• INSTRUCTIONS TO FOLLOW:
Reproduce the lines of the material exactly, excluding every image.

• RECORD EXCERPTS:
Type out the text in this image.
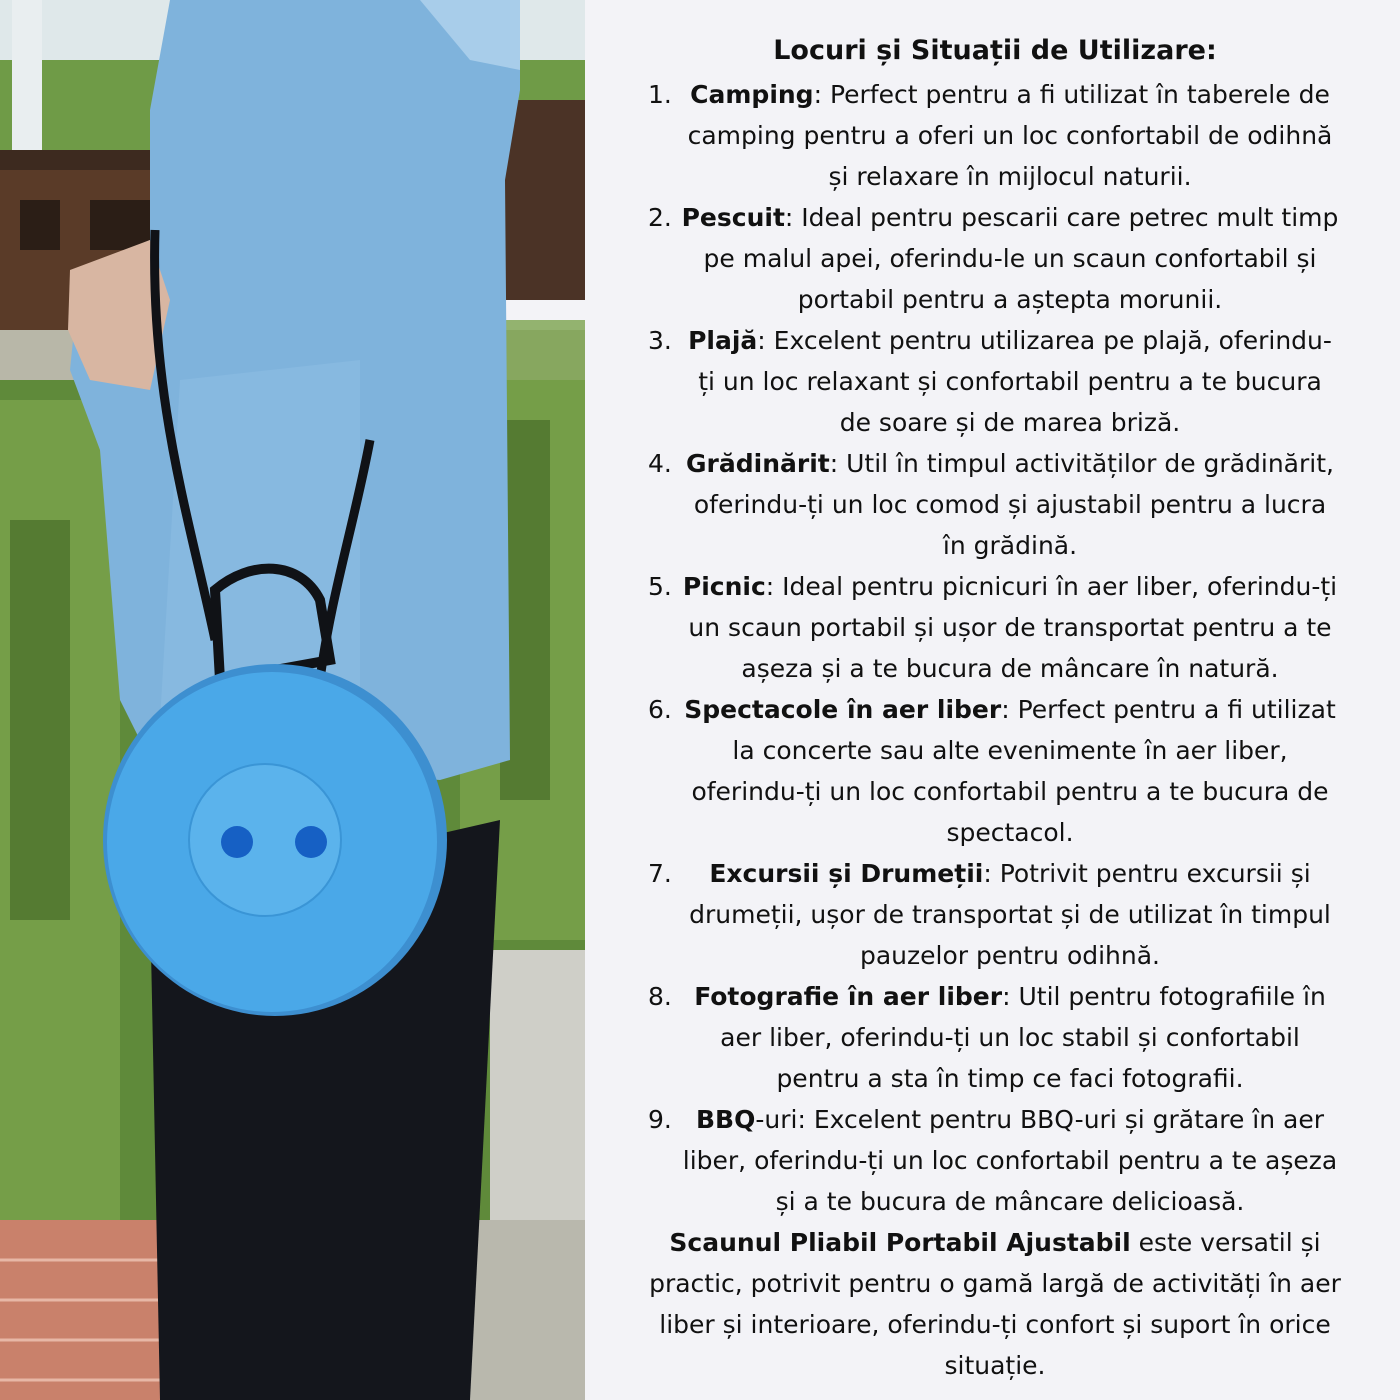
Locuri și Situații de Utilizare:
1. Camping: Perfect pentru a fi utilizat în taberele de camping pentru a oferi un loc confortabil de odihnă și relaxare în mijlocul naturii.
2. Pescuit: Ideal pentru pescarii care petrec mult timp pe malul apei, oferindu-le un scaun confortabil și portabil pentru a aștepta morunii.
3. Plajă: Excelent pentru utilizarea pe plajă, oferindu-ți un loc relaxant și confortabil pentru a te bucura de soare și de marea briză.
4. Grădinărit: Util în timpul activităților de grădinărit, oferindu-ți un loc comod și ajustabil pentru a lucra în grădină.
5. Picnic: Ideal pentru picnicuri în aer liber, oferindu-ți un scaun portabil și ușor de transportat pentru a te așeza și a te bucura de mâncare în natură.
6. Spectacole în aer liber: Perfect pentru a fi utilizat la concerte sau alte evenimente în aer liber, oferindu-ți un loc confortabil pentru a te bucura de spectacol.
7. Excursii și Drumeții: Potrivit pentru excursii și drumeții, ușor de transportat și de utilizat în timpul pauzelor pentru odihnă.
8. Fotografie în aer liber: Util pentru fotografiile în aer liber, oferindu-ți un loc stabil și confortabil pentru a sta în timp ce faci fotografii.
9. BBQ-uri: Excelent pentru BBQ-uri și grătare în aer liber, oferindu-ți un loc confortabil pentru a te așeza și a te bucura de mâncare delicioasă.

Scaunul Pliabil Portabil Ajustabil este versatil și practic, potrivit pentru o gamă largă de activități în aer liber și interioare, oferindu-ți confort și suport în orice situație.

• WRITTEN ANSWER:
Type out the text in this image.
Locuri și Situații de Utilizare:
1. Camping: Perfect pentru a fi utilizat în taberele de camping pentru a oferi un loc confortabil de odihnă și relaxare în mijlocul naturii.
2. Pescuit: Ideal pentru pescarii care petrec mult timp pe malul apei, oferindu-le un scaun confortabil și portabil pentru a aștepta morunii.
3. Plajă: Excelent pentru utilizarea pe plajă, oferindu-ți un loc relaxant și confortabil pentru a te bucura de soare și de marea briză.
4. Grădinărit: Util în timpul activităților de grădinărit, oferindu-ți un loc comod și ajustabil pentru a lucra în grădină.
5. Picnic: Ideal pentru picnicuri în aer liber, oferindu-ți un scaun portabil și ușor de transportat pentru a te așeza și a te bucura de mâncare în natură.
6. Spectacole în aer liber: Perfect pentru a fi utilizat la concerte sau alte evenimente în aer liber, oferindu-ți un loc confortabil pentru a te bucura de spectacol.
7. Excursii și Drumeții: Potrivit pentru excursii și drumeții, ușor de transportat și de utilizat în timpul pauzelor pentru odihnă.
8. Fotografie în aer liber: Util pentru fotografiile în aer liber, oferindu-ți un loc stabil și confortabil pentru a sta în timp ce faci fotografii.
9. BBQ-uri: Excelent pentru BBQ-uri și grătare în aer liber, oferindu-ți un loc confortabil pentru a te așeza și a te bucura de mâncare delicioasă.

Scaunul Pliabil Portabil Ajustabil este versatil și practic, potrivit pentru o gamă largă de activități în aer liber și interioare, oferindu-ți confort și suport în orice situație.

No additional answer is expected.